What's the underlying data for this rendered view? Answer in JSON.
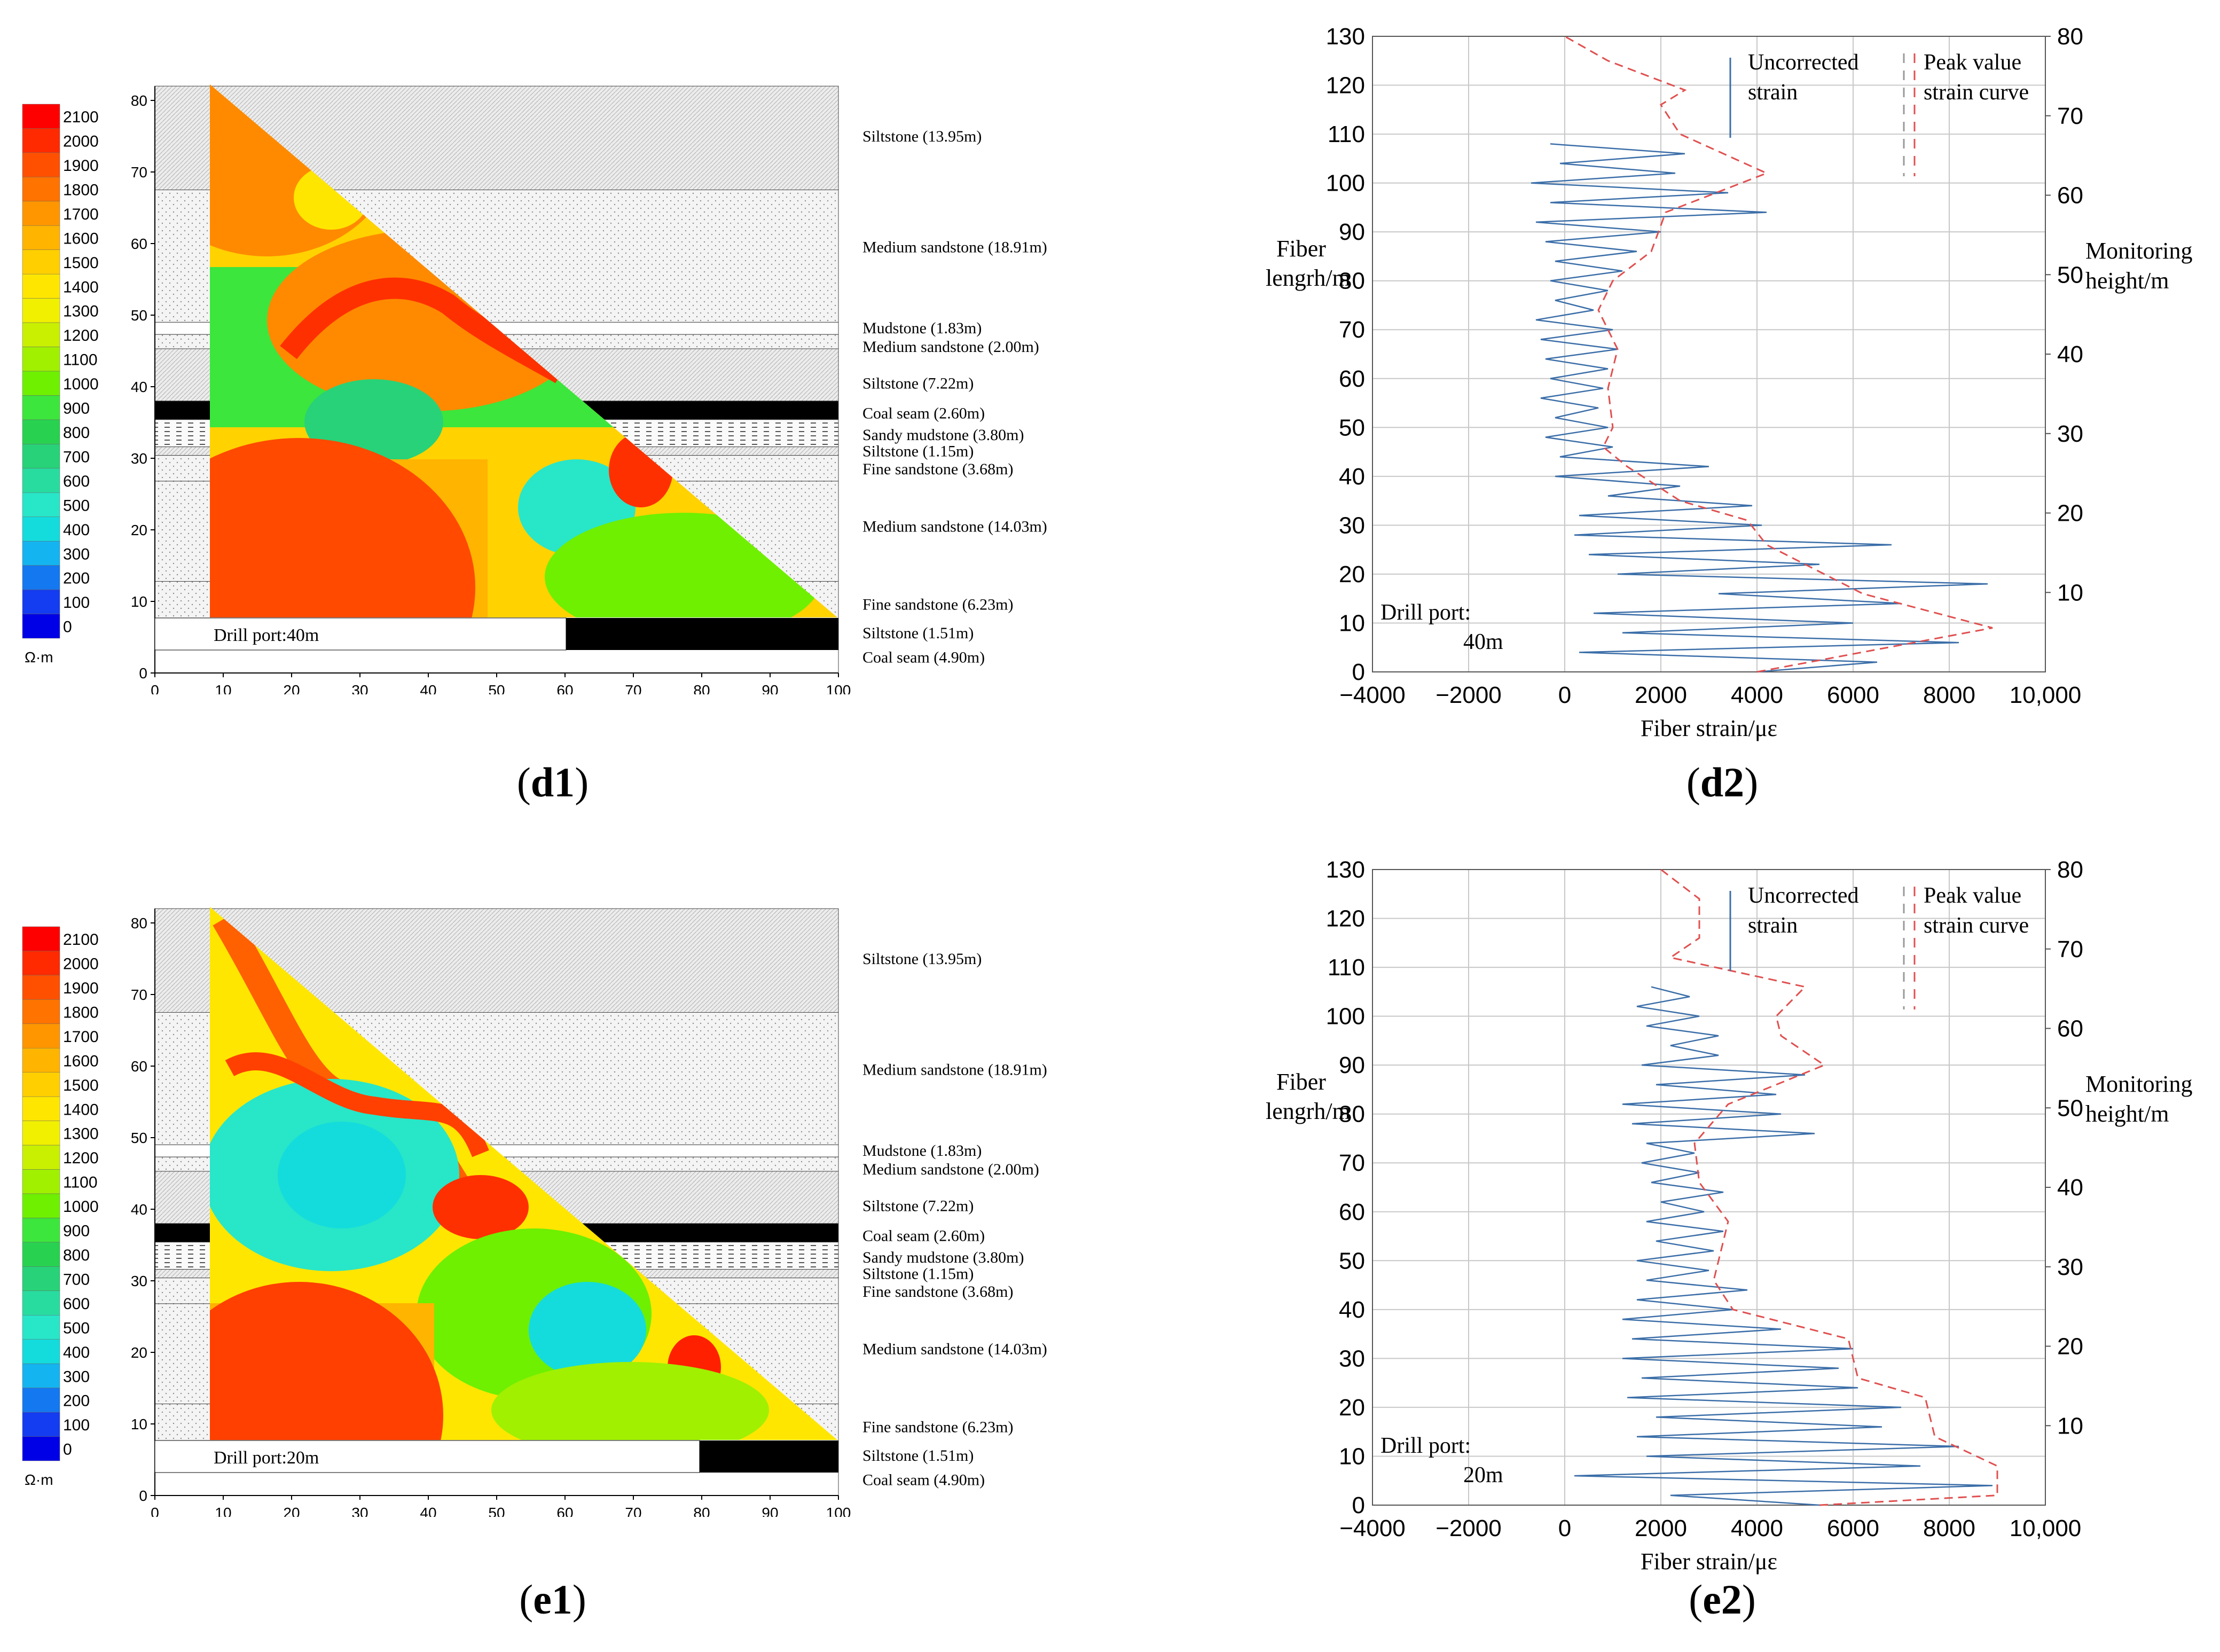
{
  "colors": {
    "strain_line": "#3b6ea8",
    "peak_line": "#e05050",
    "grid": "#c8c8c8",
    "coal": "#000000"
  },
  "captions": {
    "d1": {
      "open": "(",
      "letter": "d1",
      "close": ")"
    },
    "d2": {
      "open": "(",
      "letter": "d2",
      "close": ")"
    },
    "e1": {
      "open": "(",
      "letter": "e1",
      "close": ")"
    },
    "e2": {
      "open": "(",
      "letter": "e2",
      "close": ")"
    }
  },
  "colorbar": {
    "unit": "Ω·m",
    "labels": [
      "2100",
      "2000",
      "1900",
      "1800",
      "1700",
      "1600",
      "1500",
      "1400",
      "1300",
      "1200",
      "1100",
      "1000",
      "900",
      "800",
      "700",
      "600",
      "500",
      "400",
      "300",
      "200",
      "100",
      "0"
    ],
    "colors": [
      "#ff0000",
      "#ff2a00",
      "#ff5000",
      "#ff7300",
      "#ff9600",
      "#ffb400",
      "#ffcf00",
      "#ffe600",
      "#f0f000",
      "#c8f000",
      "#a0f000",
      "#6ef000",
      "#3ce63c",
      "#28d250",
      "#28d278",
      "#28dca0",
      "#28e6c8",
      "#14dcdc",
      "#14b4f0",
      "#1478f0",
      "#143cf0",
      "#0000e6"
    ]
  },
  "section_axes": {
    "x_ticks": [
      "0",
      "10",
      "20",
      "30",
      "40",
      "50",
      "60",
      "70",
      "80",
      "90",
      "100"
    ],
    "y_ticks": [
      "0",
      "10",
      "20",
      "30",
      "40",
      "50",
      "60",
      "70",
      "80"
    ]
  },
  "strata": [
    {
      "label": "Siltstone  (13.95m)"
    },
    {
      "label": "Medium sandstone  (18.91m)"
    },
    {
      "label": "Mudstone  (1.83m)"
    },
    {
      "label": "Medium sandstone  (2.00m)"
    },
    {
      "label": "Siltstone  (7.22m)"
    },
    {
      "label": "Coal seam  (2.60m)"
    },
    {
      "label": "Sandy mudstone  (3.80m)"
    },
    {
      "label": "Siltstone  (1.15m)"
    },
    {
      "label": "Fine sandstone  (3.68m)"
    },
    {
      "label": "Medium sandstone  (14.03m)"
    },
    {
      "label": "Fine sandstone  (6.23m)"
    },
    {
      "label": "Siltstone  (1.51m)"
    },
    {
      "label": "Coal seam  (4.90m)"
    }
  ],
  "d1": {
    "drill_label": "Drill port:40m"
  },
  "e1": {
    "drill_label": "Drill port:20m"
  },
  "strain_axes": {
    "x_ticks": [
      "−4000",
      "−2000",
      "0",
      "2000",
      "4000",
      "6000",
      "8000",
      "10,000"
    ],
    "y_left_ticks": [
      "0",
      "10",
      "20",
      "30",
      "40",
      "50",
      "60",
      "70",
      "80",
      "90",
      "100",
      "110",
      "120",
      "130"
    ],
    "y_right_ticks": [
      "10",
      "20",
      "30",
      "40",
      "50",
      "60",
      "70",
      "80"
    ],
    "xlabel": "Fiber strain/με",
    "ylabel_left_1": "Fiber",
    "ylabel_left_2": "lengrh/m",
    "ylabel_right_1": "Monitoring",
    "ylabel_right_2": "height/m",
    "legend_uncorrected_1": "Uncorrected",
    "legend_uncorrected_2": "strain",
    "legend_peak_1": "Peak value",
    "legend_peak_2": "strain curve"
  },
  "d2": {
    "drill_1": "Drill port:",
    "drill_2": "40m"
  },
  "e2": {
    "drill_1": "Drill port:",
    "drill_2": "20m"
  },
  "chart_data": [
    {
      "type": "line",
      "panel": "d2",
      "title": "",
      "xlabel": "Fiber strain/με",
      "ylabel": "Fiber lengrh/m",
      "y2label": "Monitoring height/m",
      "xlim": [
        -4000,
        10000
      ],
      "ylim": [
        0,
        130
      ],
      "y2lim": [
        0,
        80
      ],
      "series": [
        {
          "name": "Uncorrected strain",
          "x": [
            4000,
            6500,
            300,
            8200,
            1200,
            6000,
            600,
            7000,
            3200,
            8800,
            1100,
            5300,
            500,
            6800,
            200,
            4100,
            300,
            3900,
            900,
            2400,
            -200,
            3000,
            -100,
            1000,
            -400,
            900,
            -200,
            700,
            -500,
            800,
            -300,
            900,
            -400,
            1100,
            -500,
            1000,
            -600,
            600,
            -200,
            900,
            -300,
            1200,
            -200,
            1500,
            -400,
            2000,
            -600,
            4200,
            -300,
            3400,
            -700,
            2300,
            -100,
            2500,
            -300
          ],
          "y": [
            0,
            2,
            4,
            6,
            8,
            10,
            12,
            14,
            16,
            18,
            20,
            22,
            24,
            26,
            28,
            30,
            32,
            34,
            36,
            38,
            40,
            42,
            44,
            46,
            48,
            50,
            52,
            54,
            56,
            58,
            60,
            62,
            64,
            66,
            68,
            70,
            72,
            74,
            76,
            78,
            80,
            82,
            84,
            86,
            88,
            90,
            92,
            94,
            96,
            98,
            100,
            102,
            104,
            106,
            108
          ]
        },
        {
          "name": "Peak value strain curve",
          "x": [
            4000,
            8900,
            6200,
            4200,
            3800,
            2400,
            1300,
            800,
            1000,
            900,
            1100,
            700,
            1000,
            1800,
            2100,
            4200,
            2400,
            2000,
            2500,
            900,
            0
          ],
          "y": [
            0,
            9,
            16,
            26,
            31,
            35,
            42,
            46,
            50,
            58,
            66,
            74,
            80,
            86,
            94,
            102,
            110,
            116,
            119,
            125,
            130
          ]
        }
      ]
    },
    {
      "type": "line",
      "panel": "e2",
      "title": "",
      "xlabel": "Fiber strain/με",
      "ylabel": "Fiber lengrh/m",
      "y2label": "Monitoring height/m",
      "xlim": [
        -4000,
        10000
      ],
      "ylim": [
        0,
        130
      ],
      "y2lim": [
        0,
        80
      ],
      "series": [
        {
          "name": "Uncorrected strain",
          "x": [
            5300,
            2200,
            8900,
            200,
            7400,
            1700,
            8200,
            1500,
            6600,
            1900,
            7000,
            1300,
            6100,
            1600,
            5700,
            1200,
            6000,
            1400,
            4500,
            1200,
            3500,
            1500,
            3800,
            1700,
            3000,
            1500,
            3100,
            1900,
            3300,
            1700,
            2900,
            2000,
            3300,
            1800,
            2800,
            1600,
            2700,
            1700,
            5200,
            1400,
            4500,
            1200,
            4400,
            1900,
            5000,
            1600,
            3200,
            2200,
            3200,
            1700,
            2800,
            1500,
            2600,
            1800
          ],
          "y": [
            0,
            2,
            4,
            6,
            8,
            10,
            12,
            14,
            16,
            18,
            20,
            22,
            24,
            26,
            28,
            30,
            32,
            34,
            36,
            38,
            40,
            42,
            44,
            46,
            48,
            50,
            52,
            54,
            56,
            58,
            60,
            62,
            64,
            66,
            68,
            70,
            72,
            74,
            76,
            78,
            80,
            82,
            84,
            86,
            88,
            90,
            92,
            94,
            96,
            98,
            100,
            102,
            104,
            106
          ]
        },
        {
          "name": "Peak value strain curve",
          "x": [
            5300,
            9000,
            9000,
            7700,
            7500,
            6100,
            5900,
            3500,
            3100,
            3400,
            2800,
            2700,
            3400,
            5400,
            4500,
            4400,
            5000,
            2200,
            2800,
            2800,
            2000
          ],
          "y": [
            0,
            2,
            8,
            14,
            22,
            26,
            34,
            40,
            46,
            58,
            66,
            74,
            82,
            90,
            96,
            100,
            106,
            112,
            116,
            124,
            130
          ]
        }
      ]
    }
  ]
}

**Exercise instructions:** Set down all the data again exactly as above, pictures excluded.

**Reply:**
What's the underlying data for this rendered view? Answer in JSON.
{
  "colors": {
    "strain_line": "#3b6ea8",
    "peak_line": "#e05050",
    "grid": "#c8c8c8",
    "coal": "#000000"
  },
  "captions": {
    "d1": {
      "open": "(",
      "letter": "d1",
      "close": ")"
    },
    "d2": {
      "open": "(",
      "letter": "d2",
      "close": ")"
    },
    "e1": {
      "open": "(",
      "letter": "e1",
      "close": ")"
    },
    "e2": {
      "open": "(",
      "letter": "e2",
      "close": ")"
    }
  },
  "colorbar": {
    "unit": "Ω·m",
    "labels": [
      "2100",
      "2000",
      "1900",
      "1800",
      "1700",
      "1600",
      "1500",
      "1400",
      "1300",
      "1200",
      "1100",
      "1000",
      "900",
      "800",
      "700",
      "600",
      "500",
      "400",
      "300",
      "200",
      "100",
      "0"
    ],
    "colors": [
      "#ff0000",
      "#ff2a00",
      "#ff5000",
      "#ff7300",
      "#ff9600",
      "#ffb400",
      "#ffcf00",
      "#ffe600",
      "#f0f000",
      "#c8f000",
      "#a0f000",
      "#6ef000",
      "#3ce63c",
      "#28d250",
      "#28d278",
      "#28dca0",
      "#28e6c8",
      "#14dcdc",
      "#14b4f0",
      "#1478f0",
      "#143cf0",
      "#0000e6"
    ]
  },
  "section_axes": {
    "x_ticks": [
      "0",
      "10",
      "20",
      "30",
      "40",
      "50",
      "60",
      "70",
      "80",
      "90",
      "100"
    ],
    "y_ticks": [
      "0",
      "10",
      "20",
      "30",
      "40",
      "50",
      "60",
      "70",
      "80"
    ]
  },
  "strata": [
    {
      "label": "Siltstone  (13.95m)"
    },
    {
      "label": "Medium sandstone  (18.91m)"
    },
    {
      "label": "Mudstone  (1.83m)"
    },
    {
      "label": "Medium sandstone  (2.00m)"
    },
    {
      "label": "Siltstone  (7.22m)"
    },
    {
      "label": "Coal seam  (2.60m)"
    },
    {
      "label": "Sandy mudstone  (3.80m)"
    },
    {
      "label": "Siltstone  (1.15m)"
    },
    {
      "label": "Fine sandstone  (3.68m)"
    },
    {
      "label": "Medium sandstone  (14.03m)"
    },
    {
      "label": "Fine sandstone  (6.23m)"
    },
    {
      "label": "Siltstone  (1.51m)"
    },
    {
      "label": "Coal seam  (4.90m)"
    }
  ],
  "d1": {
    "drill_label": "Drill port:40m"
  },
  "e1": {
    "drill_label": "Drill port:20m"
  },
  "strain_axes": {
    "x_ticks": [
      "−4000",
      "−2000",
      "0",
      "2000",
      "4000",
      "6000",
      "8000",
      "10,000"
    ],
    "y_left_ticks": [
      "0",
      "10",
      "20",
      "30",
      "40",
      "50",
      "60",
      "70",
      "80",
      "90",
      "100",
      "110",
      "120",
      "130"
    ],
    "y_right_ticks": [
      "10",
      "20",
      "30",
      "40",
      "50",
      "60",
      "70",
      "80"
    ],
    "xlabel": "Fiber strain/με",
    "ylabel_left_1": "Fiber",
    "ylabel_left_2": "lengrh/m",
    "ylabel_right_1": "Monitoring",
    "ylabel_right_2": "height/m",
    "legend_uncorrected_1": "Uncorrected",
    "legend_uncorrected_2": "strain",
    "legend_peak_1": "Peak value",
    "legend_peak_2": "strain curve"
  },
  "d2": {
    "drill_1": "Drill port:",
    "drill_2": "40m"
  },
  "e2": {
    "drill_1": "Drill port:",
    "drill_2": "20m"
  },
  "chart_data": [
    {
      "type": "line",
      "panel": "d2",
      "title": "",
      "xlabel": "Fiber strain/με",
      "ylabel": "Fiber lengrh/m",
      "y2label": "Monitoring height/m",
      "xlim": [
        -4000,
        10000
      ],
      "ylim": [
        0,
        130
      ],
      "y2lim": [
        0,
        80
      ],
      "series": [
        {
          "name": "Uncorrected strain",
          "x": [
            4000,
            6500,
            300,
            8200,
            1200,
            6000,
            600,
            7000,
            3200,
            8800,
            1100,
            5300,
            500,
            6800,
            200,
            4100,
            300,
            3900,
            900,
            2400,
            -200,
            3000,
            -100,
            1000,
            -400,
            900,
            -200,
            700,
            -500,
            800,
            -300,
            900,
            -400,
            1100,
            -500,
            1000,
            -600,
            600,
            -200,
            900,
            -300,
            1200,
            -200,
            1500,
            -400,
            2000,
            -600,
            4200,
            -300,
            3400,
            -700,
            2300,
            -100,
            2500,
            -300
          ],
          "y": [
            0,
            2,
            4,
            6,
            8,
            10,
            12,
            14,
            16,
            18,
            20,
            22,
            24,
            26,
            28,
            30,
            32,
            34,
            36,
            38,
            40,
            42,
            44,
            46,
            48,
            50,
            52,
            54,
            56,
            58,
            60,
            62,
            64,
            66,
            68,
            70,
            72,
            74,
            76,
            78,
            80,
            82,
            84,
            86,
            88,
            90,
            92,
            94,
            96,
            98,
            100,
            102,
            104,
            106,
            108
          ]
        },
        {
          "name": "Peak value strain curve",
          "x": [
            4000,
            8900,
            6200,
            4200,
            3800,
            2400,
            1300,
            800,
            1000,
            900,
            1100,
            700,
            1000,
            1800,
            2100,
            4200,
            2400,
            2000,
            2500,
            900,
            0
          ],
          "y": [
            0,
            9,
            16,
            26,
            31,
            35,
            42,
            46,
            50,
            58,
            66,
            74,
            80,
            86,
            94,
            102,
            110,
            116,
            119,
            125,
            130
          ]
        }
      ]
    },
    {
      "type": "line",
      "panel": "e2",
      "title": "",
      "xlabel": "Fiber strain/με",
      "ylabel": "Fiber lengrh/m",
      "y2label": "Monitoring height/m",
      "xlim": [
        -4000,
        10000
      ],
      "ylim": [
        0,
        130
      ],
      "y2lim": [
        0,
        80
      ],
      "series": [
        {
          "name": "Uncorrected strain",
          "x": [
            5300,
            2200,
            8900,
            200,
            7400,
            1700,
            8200,
            1500,
            6600,
            1900,
            7000,
            1300,
            6100,
            1600,
            5700,
            1200,
            6000,
            1400,
            4500,
            1200,
            3500,
            1500,
            3800,
            1700,
            3000,
            1500,
            3100,
            1900,
            3300,
            1700,
            2900,
            2000,
            3300,
            1800,
            2800,
            1600,
            2700,
            1700,
            5200,
            1400,
            4500,
            1200,
            4400,
            1900,
            5000,
            1600,
            3200,
            2200,
            3200,
            1700,
            2800,
            1500,
            2600,
            1800
          ],
          "y": [
            0,
            2,
            4,
            6,
            8,
            10,
            12,
            14,
            16,
            18,
            20,
            22,
            24,
            26,
            28,
            30,
            32,
            34,
            36,
            38,
            40,
            42,
            44,
            46,
            48,
            50,
            52,
            54,
            56,
            58,
            60,
            62,
            64,
            66,
            68,
            70,
            72,
            74,
            76,
            78,
            80,
            82,
            84,
            86,
            88,
            90,
            92,
            94,
            96,
            98,
            100,
            102,
            104,
            106
          ]
        },
        {
          "name": "Peak value strain curve",
          "x": [
            5300,
            9000,
            9000,
            7700,
            7500,
            6100,
            5900,
            3500,
            3100,
            3400,
            2800,
            2700,
            3400,
            5400,
            4500,
            4400,
            5000,
            2200,
            2800,
            2800,
            2000
          ],
          "y": [
            0,
            2,
            8,
            14,
            22,
            26,
            34,
            40,
            46,
            58,
            66,
            74,
            82,
            90,
            96,
            100,
            106,
            112,
            116,
            124,
            130
          ]
        }
      ]
    }
  ]
}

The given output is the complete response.